Task objective:
Go through the records and copy each line where the word "symbol" occurs.
Start of Input rows
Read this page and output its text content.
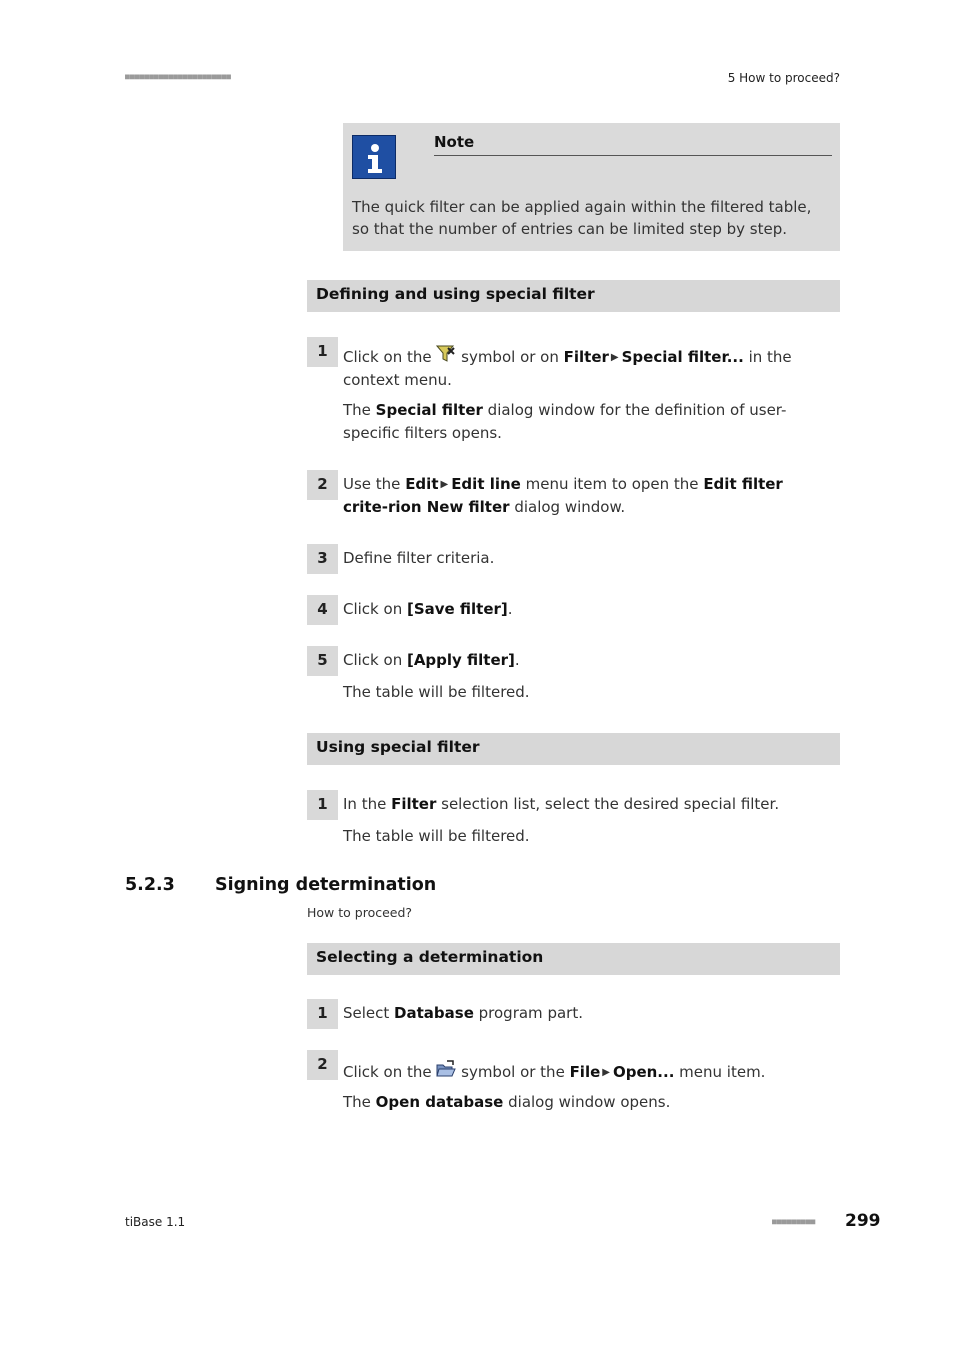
■■■■■■■■■■■■■■■■■■■■■■	5 How to proceed?
Note
The quick filter can be applied again within the filtered table, so that the number of entries can be limited step by step.
Defining and using special filter
1	Click on the  symbol or on Filter ▶ Special filter... in the context menu.
The Special filter dialog window for the definition of user-specific filters opens.
2	Use the Edit ▶ Edit line menu item to open the Edit filter crite-rion New filter dialog window.
3	Define filter criteria.
4	Click on [Save filter].
5	Click on [Apply filter].
The table will be filtered.
Using special filter
1	In the Filter selection list, select the desired special filter.
The table will be filtered.
5.2.3 Signing determination
How to proceed?
Selecting a determination
1	Select Database program part.
2	Click on the  symbol or the File ▶ Open... menu item.
The Open database dialog window opens.
tiBase 1.1	■■■■■■■■■ 299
End of Input rows
Answer to this exercise:
1	Click on the  symbol or on Filter ▶ Special filter... in the context menu.
2	Click on the  symbol or the File ▶ Open... menu item.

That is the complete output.